STORED DATA.
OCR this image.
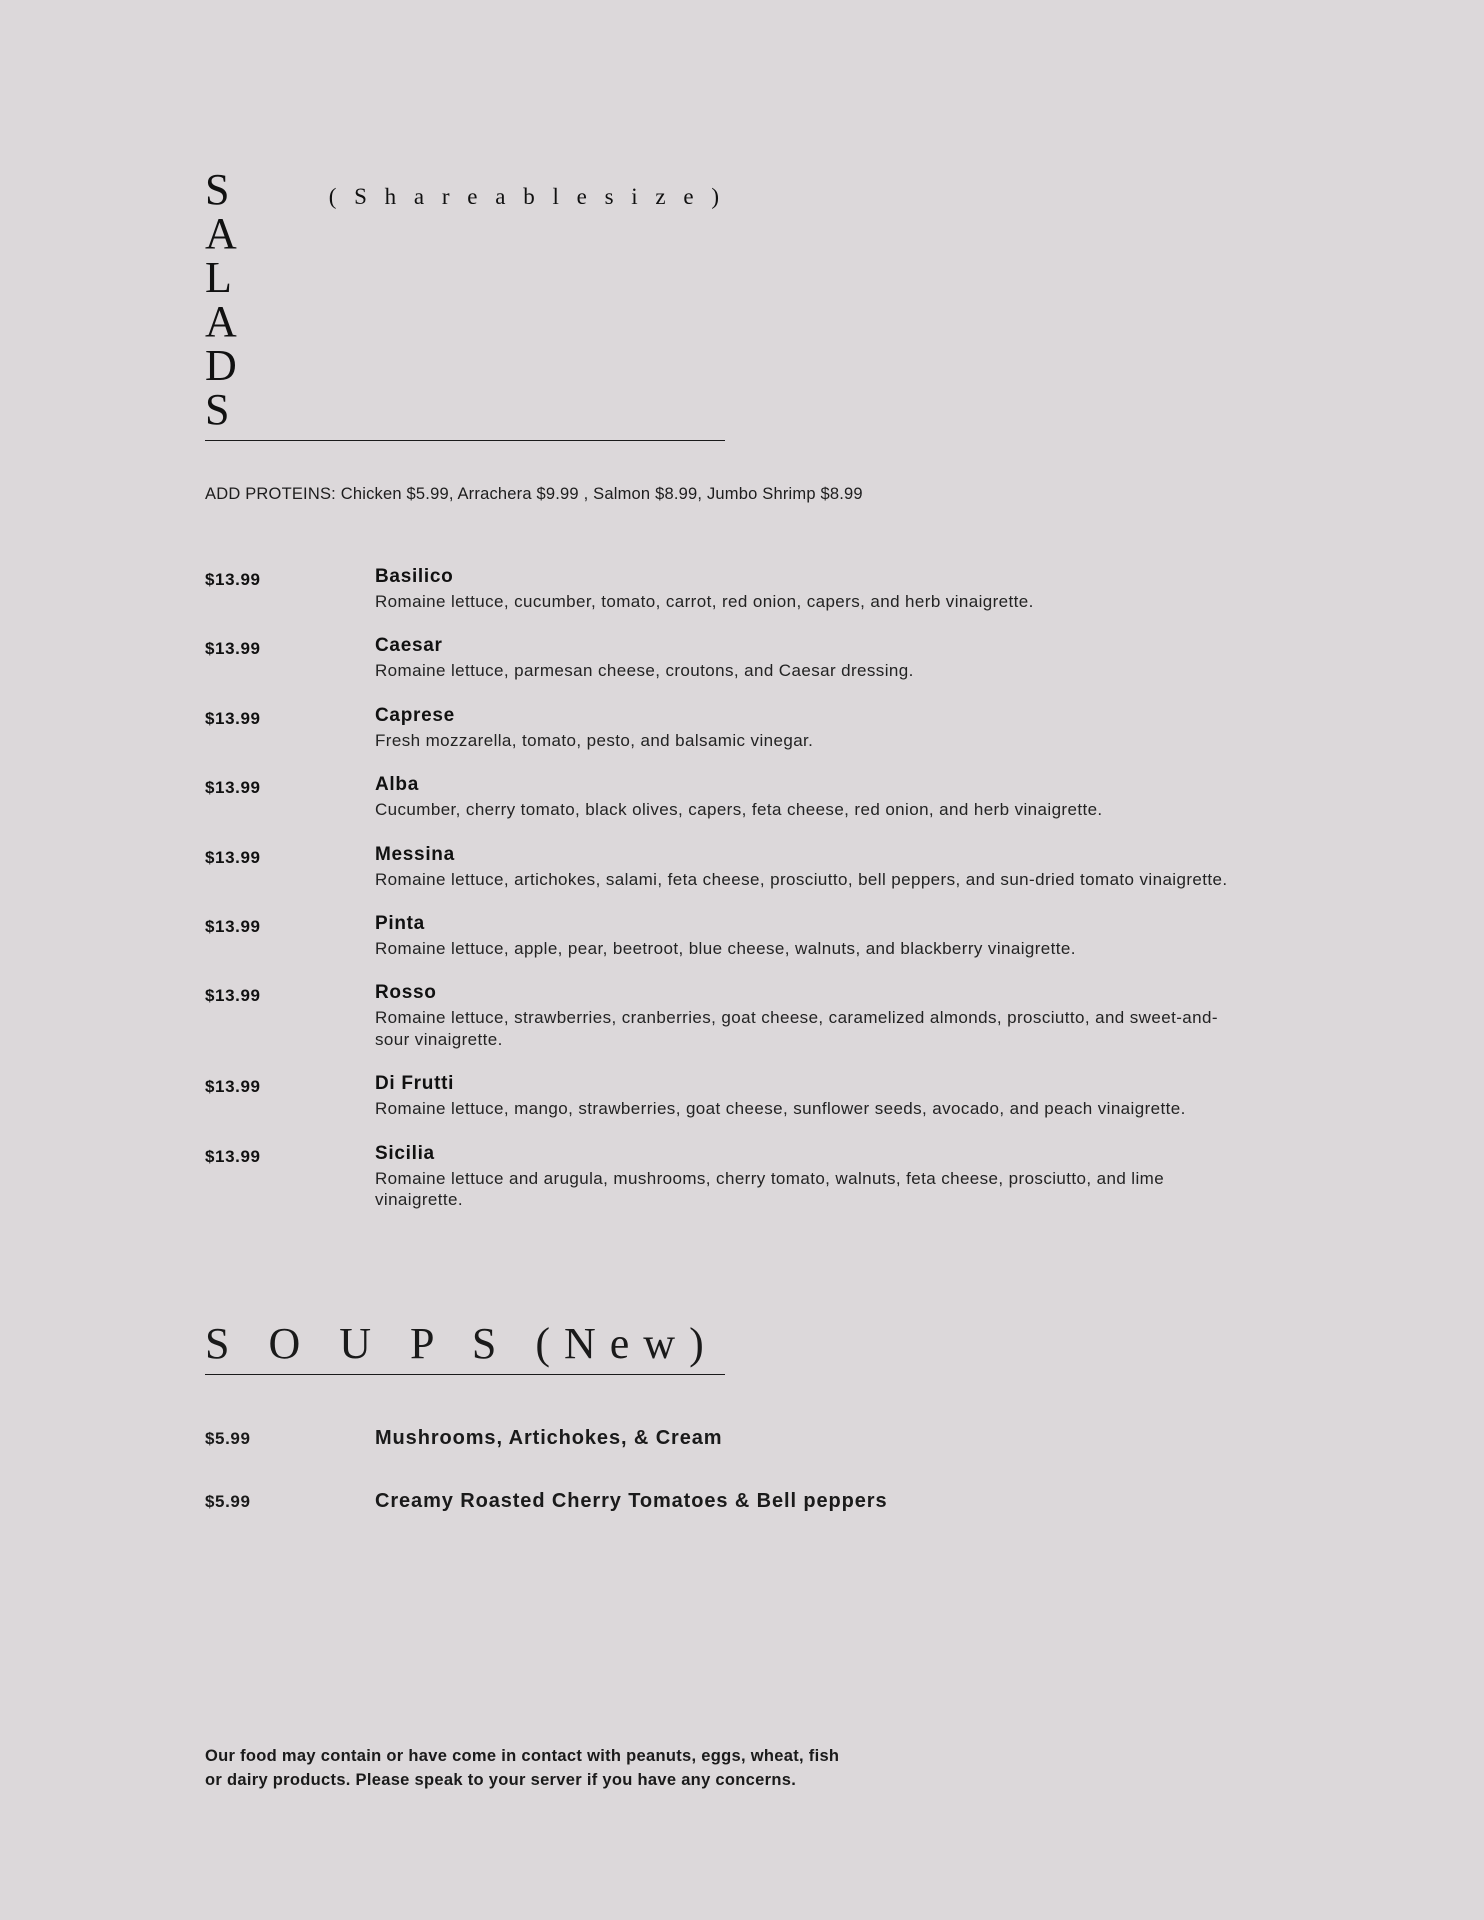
S A L A D S
( S h a r e a b l e s i z e )
ADD PROTEINS: Chicken $5.99, Arrachera $9.99 , Salmon $8.99, Jumbo Shrimp $8.99
$13.99	Basilico
Romaine lettuce, cucumber, tomato, carrot, red onion, capers, and herb vinaigrette.
$13.99	Caesar
Romaine lettuce, parmesan cheese, croutons, and Caesar dressing.
$13.99	Caprese
Fresh mozzarella, tomato, pesto, and balsamic vinegar.
$13.99	Alba
Cucumber, cherry tomato, black olives, capers, feta cheese, red onion, and herb vinaigrette.
$13.99	Messina
Romaine lettuce, artichokes, salami, feta cheese, prosciutto, bell peppers, and sun-dried tomato vinaigrette.
$13.99	Pinta
Romaine lettuce, apple, pear, beetroot, blue cheese, walnuts, and blackberry vinaigrette.
$13.99	Rosso
Romaine lettuce, strawberries, cranberries, goat cheese, caramelized almonds, prosciutto, and sweet-and-sour vinaigrette.
$13.99	Di Frutti
Romaine lettuce, mango, strawberries, goat cheese, sunflower seeds, avocado, and peach vinaigrette.
$13.99	Sicilia
Romaine lettuce and arugula, mushrooms, cherry tomato, walnuts, feta cheese, prosciutto, and lime vinaigrette.
S O U P S (New)
$5.99	Mushrooms, Artichokes, & Cream
$5.99	Creamy Roasted Cherry Tomatoes & Bell peppers
Our food may contain or have come in contact with peanuts, eggs, wheat, fish
or dairy products. Please speak to your server if you have any concerns.
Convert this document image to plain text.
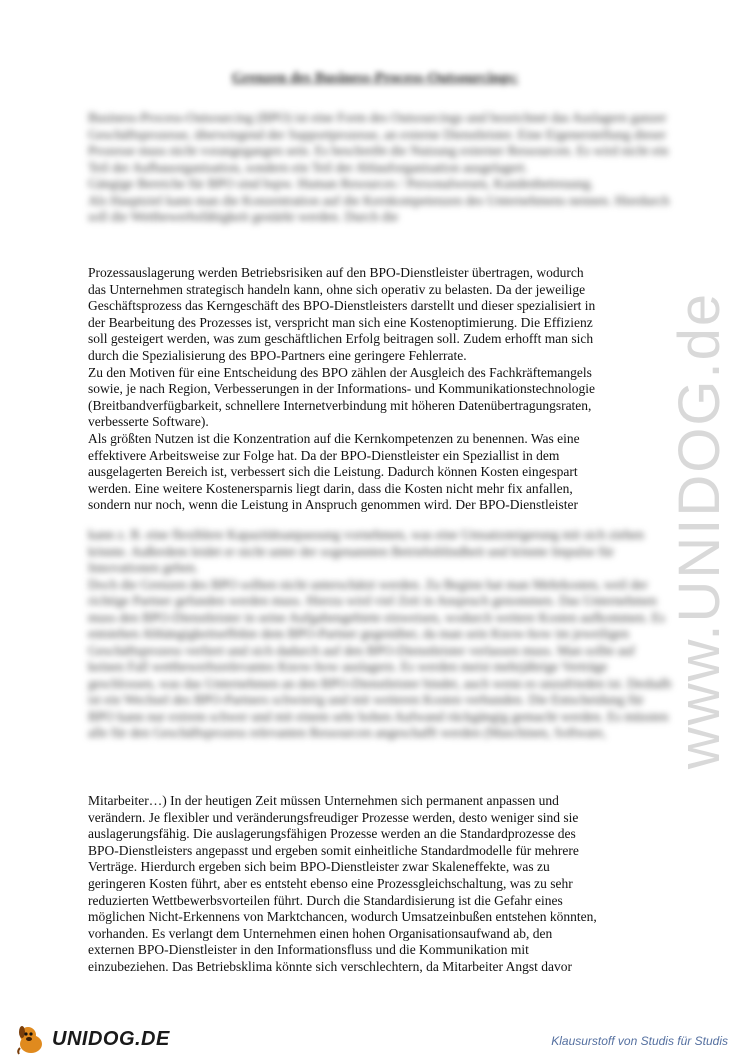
Grenzen des Business-Process-Outsourcings:

Business-Process-Outsourcing (BPO) ist eine Form des Outsourcings und bezeichnet das Auslagern ganzer Geschäftsprozesse, überwiegend der Supportprozesse, an externe Dienstleister. Eine Eigenerstellung dieser Prozesse muss nicht vorangegangen sein. Es beschreibt die Nutzung externer Ressourcen. Es wird nicht ein Teil der Aufbauorganisation, sondern ein Teil der Ablauforganisation ausgelagert.
Gängige Bereiche für BPO sind bspw. Human Resources / Personalwesen, Kundenbetreuung.
Als Hauptziel kann man die Konzentration auf die Kernkompetenzen des Unternehmens nennen. Hierdurch soll die Wettbewerbsfähigkeit gestärkt werden. Durch die

Prozessauslagerung werden Betriebsrisiken auf den BPO-Dienstleister übertragen, wodurch
das Unternehmen strategisch handeln kann, ohne sich operativ zu belasten. Da der jeweilige
Geschäftsprozess das Kerngeschäft des BPO-Dienstleisters darstellt und dieser spezialisiert in
der Bearbeitung des Prozesses ist, verspricht man sich eine Kostenoptimierung. Die Effizienz
soll gesteigert werden, was zum geschäftlichen Erfolg beitragen soll. Zudem erhofft man sich
durch die Spezialisierung des BPO-Partners eine geringere Fehlerrate.
Zu den Motiven für eine Entscheidung des BPO zählen der Ausgleich des Fachkräftemangels
sowie, je nach Region, Verbesserungen in der Informations- und Kommunikationstechnologie
(Breitbandverfügbarkeit, schnellere Internetverbindung mit höheren Datenübertragungsraten,
verbesserte Software).
Als größten Nutzen ist die Konzentration auf die Kernkompetenzen zu benennen. Was eine
effektivere Arbeitsweise zur Folge hat. Da der BPO-Dienstleister ein Speziallist in dem
ausgelagerten Bereich ist, verbessert sich die Leistung. Dadurch können Kosten eingespart
werden. Eine weitere Kostenersparnis liegt darin, dass die Kosten nicht mehr fix anfallen,
sondern nur noch, wenn die Leistung in Anspruch genommen wird. Der BPO-Dienstleister

kann z. B. eine flexiblere Kapazitätsanpassung vornehmen, was eine Umsatzsteigerung mit sich ziehen könnte. Außerdem leidet er nicht unter der sogenannten Betriebsblindheit und könnte Impulse für Innovationen geben.
Doch die Grenzen des BPO sollten nicht unterschätzt werden. Zu Beginn hat man Mehrkosten, weil der richtige Partner gefunden werden muss. Hierzu wird viel Zeit in Anspruch genommen. Das Unternehmen muss den BPO-Dienstleister in seine Aufgabengebiete einweisen, wodurch weitere Kosten aufkommen. Es entstehen Abhängigkeitseffekte dem BPO-Partner gegenüber, da man sein Know-how im jeweiligen Geschäftsprozess verliert und sich dadurch auf den BPO-Dienstleister verlassen muss. Man sollte auf keinen Fall wettbewerbsrelevantes Know-how auslagern. Es werden meist mehrjährige Verträge geschlossen, was das Unternehmen an den BPO-Dienstleister bindet, auch wenn es unzufrieden ist. Deshalb ist ein Wechsel des BPO-Partners schwierig und mit weiteren Kosten verbunden. Die Entscheidung für BPO kann nur extrem schwer und mit einem sehr hohen Aufwand rückgängig gemacht werden. Es müssten alle für den Geschäftsprozess relevanten Ressourcen angeschafft werden (Maschinen, Software,

Mitarbeiter…) In der heutigen Zeit müssen Unternehmen sich permanent anpassen und
verändern. Je flexibler und veränderungsfreudiger Prozesse werden, desto weniger sind sie
auslagerungsfähig. Die auslagerungsfähigen Prozesse werden an die Standardprozesse des
BPO-Dienstleisters angepasst und ergeben somit einheitliche Standardmodelle für mehrere
Verträge. Hierdurch ergeben sich beim BPO-Dienstleister zwar Skaleneffekte, was zu
geringeren Kosten führt, aber es entsteht ebenso eine Prozessgleichschaltung, was zu sehr
reduzierten Wettbewerbsvorteilen führt. Durch die Standardisierung ist die Gefahr eines
möglichen Nicht-Erkennens von Marktchancen, wodurch Umsatzeinbußen entstehen könnten,
vorhanden. Es verlangt dem Unternehmen einen hohen Organisationsaufwand ab, den
externen BPO-Dienstleister in den Informationsfluss und die Kommunikation mit
einzubeziehen. Das Betriebsklima könnte sich verschlechtern, da Mitarbeiter Angst davor

www.UNIDOG.de
UNIDOG.DE	Klausurstoff von Studis für Studis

WORK INSTRUCTIONS. When you print the records above, keep them exact and leave out the pictures.

WRITTEN RESPONSE.
OCR this image.
S A L A D S
( S h a r e a b l e s i z e )
ADD PROTEINS: Chicken $5.99, Arrachera $9.99 , Salmon $8.99, Jumbo Shrimp $8.99
$13.99	Basilico
Romaine lettuce, cucumber, tomato, carrot, red onion, capers, and herb vinaigrette.
$13.99	Caesar
Romaine lettuce, parmesan cheese, croutons, and Caesar dressing.
$13.99	Caprese
Fresh mozzarella, tomato, pesto, and balsamic vinegar.
$13.99	Alba
Cucumber, cherry tomato, black olives, capers, feta cheese, red onion, and herb vinaigrette.
$13.99	Messina
Romaine lettuce, artichokes, salami, feta cheese, prosciutto, bell peppers, and sun-dried tomato vinaigrette.
$13.99	Pinta
Romaine lettuce, apple, pear, beetroot, blue cheese, walnuts, and blackberry vinaigrette.
$13.99	Rosso
Romaine lettuce, strawberries, cranberries, goat cheese, caramelized almonds, prosciutto, and sweet-and-sour vinaigrette.
$13.99	Di Frutti
Romaine lettuce, mango, strawberries, goat cheese, sunflower seeds, avocado, and peach vinaigrette.
$13.99	Sicilia
Romaine lettuce and arugula, mushrooms, cherry tomato, walnuts, feta cheese, prosciutto, and lime vinaigrette.
S O U P S (New)
$5.99	Mushrooms, Artichokes, & Cream
$5.99	Creamy Roasted Cherry Tomatoes & Bell peppers
Our food may contain or have come in contact with peanuts, eggs, wheat, fish
or dairy products. Please speak to your server if you have any concerns.
Convert this document image to plain text.
Grenzen des Business-Process-Outsourcings:

Business-Process-Outsourcing (BPO) ist eine Form des Outsourcings und bezeichnet das Auslagern ganzer Geschäftsprozesse, überwiegend der Supportprozesse, an externe Dienstleister. Eine Eigenerstellung dieser Prozesse muss nicht vorangegangen sein. Es beschreibt die Nutzung externer Ressourcen. Es wird nicht ein Teil der Aufbauorganisation, sondern ein Teil der Ablauforganisation ausgelagert.
Gängige Bereiche für BPO sind bspw. Human Resources / Personalwesen, Kundenbetreuung.
Als Hauptziel kann man die Konzentration auf die Kernkompetenzen des Unternehmens nennen. Hierdurch soll die Wettbewerbsfähigkeit gestärkt werden. Durch die

Prozessauslagerung werden Betriebsrisiken auf den BPO-Dienstleister übertragen, wodurch
das Unternehmen strategisch handeln kann, ohne sich operativ zu belasten. Da der jeweilige
Geschäftsprozess das Kerngeschäft des BPO-Dienstleisters darstellt und dieser spezialisiert in
der Bearbeitung des Prozesses ist, verspricht man sich eine Kostenoptimierung. Die Effizienz
soll gesteigert werden, was zum geschäftlichen Erfolg beitragen soll. Zudem erhofft man sich
durch die Spezialisierung des BPO-Partners eine geringere Fehlerrate.
Zu den Motiven für eine Entscheidung des BPO zählen der Ausgleich des Fachkräftemangels
sowie, je nach Region, Verbesserungen in der Informations- und Kommunikationstechnologie
(Breitbandverfügbarkeit, schnellere Internetverbindung mit höheren Datenübertragungsraten,
verbesserte Software).
Als größten Nutzen ist die Konzentration auf die Kernkompetenzen zu benennen. Was eine
effektivere Arbeitsweise zur Folge hat. Da der BPO-Dienstleister ein Speziallist in dem
ausgelagerten Bereich ist, verbessert sich die Leistung. Dadurch können Kosten eingespart
werden. Eine weitere Kostenersparnis liegt darin, dass die Kosten nicht mehr fix anfallen,
sondern nur noch, wenn die Leistung in Anspruch genommen wird. Der BPO-Dienstleister

kann z. B. eine flexiblere Kapazitätsanpassung vornehmen, was eine Umsatzsteigerung mit sich ziehen könnte. Außerdem leidet er nicht unter der sogenannten Betriebsblindheit und könnte Impulse für Innovationen geben.
Doch die Grenzen des BPO sollten nicht unterschätzt werden. Zu Beginn hat man Mehrkosten, weil der richtige Partner gefunden werden muss. Hierzu wird viel Zeit in Anspruch genommen. Das Unternehmen muss den BPO-Dienstleister in seine Aufgabengebiete einweisen, wodurch weitere Kosten aufkommen. Es entstehen Abhängigkeitseffekte dem BPO-Partner gegenüber, da man sein Know-how im jeweiligen Geschäftsprozess verliert und sich dadurch auf den BPO-Dienstleister verlassen muss. Man sollte auf keinen Fall wettbewerbsrelevantes Know-how auslagern. Es werden meist mehrjährige Verträge geschlossen, was das Unternehmen an den BPO-Dienstleister bindet, auch wenn es unzufrieden ist. Deshalb ist ein Wechsel des BPO-Partners schwierig und mit weiteren Kosten verbunden. Die Entscheidung für BPO kann nur extrem schwer und mit einem sehr hohen Aufwand rückgängig gemacht werden. Es müssten alle für den Geschäftsprozess relevanten Ressourcen angeschafft werden (Maschinen, Software,

Mitarbeiter…) In der heutigen Zeit müssen Unternehmen sich permanent anpassen und
verändern. Je flexibler und veränderungsfreudiger Prozesse werden, desto weniger sind sie
auslagerungsfähig. Die auslagerungsfähigen Prozesse werden an die Standardprozesse des
BPO-Dienstleisters angepasst und ergeben somit einheitliche Standardmodelle für mehrere
Verträge. Hierdurch ergeben sich beim BPO-Dienstleister zwar Skaleneffekte, was zu
geringeren Kosten führt, aber es entsteht ebenso eine Prozessgleichschaltung, was zu sehr
reduzierten Wettbewerbsvorteilen führt. Durch die Standardisierung ist die Gefahr eines
möglichen Nicht-Erkennens von Marktchancen, wodurch Umsatzeinbußen entstehen könnten,
vorhanden. Es verlangt dem Unternehmen einen hohen Organisationsaufwand ab, den
externen BPO-Dienstleister in den Informationsfluss und die Kommunikation mit
einzubeziehen. Das Betriebsklima könnte sich verschlechtern, da Mitarbeiter Angst davor

www.UNIDOG.de
UNIDOG.DE	Klausurstoff von Studis für Studis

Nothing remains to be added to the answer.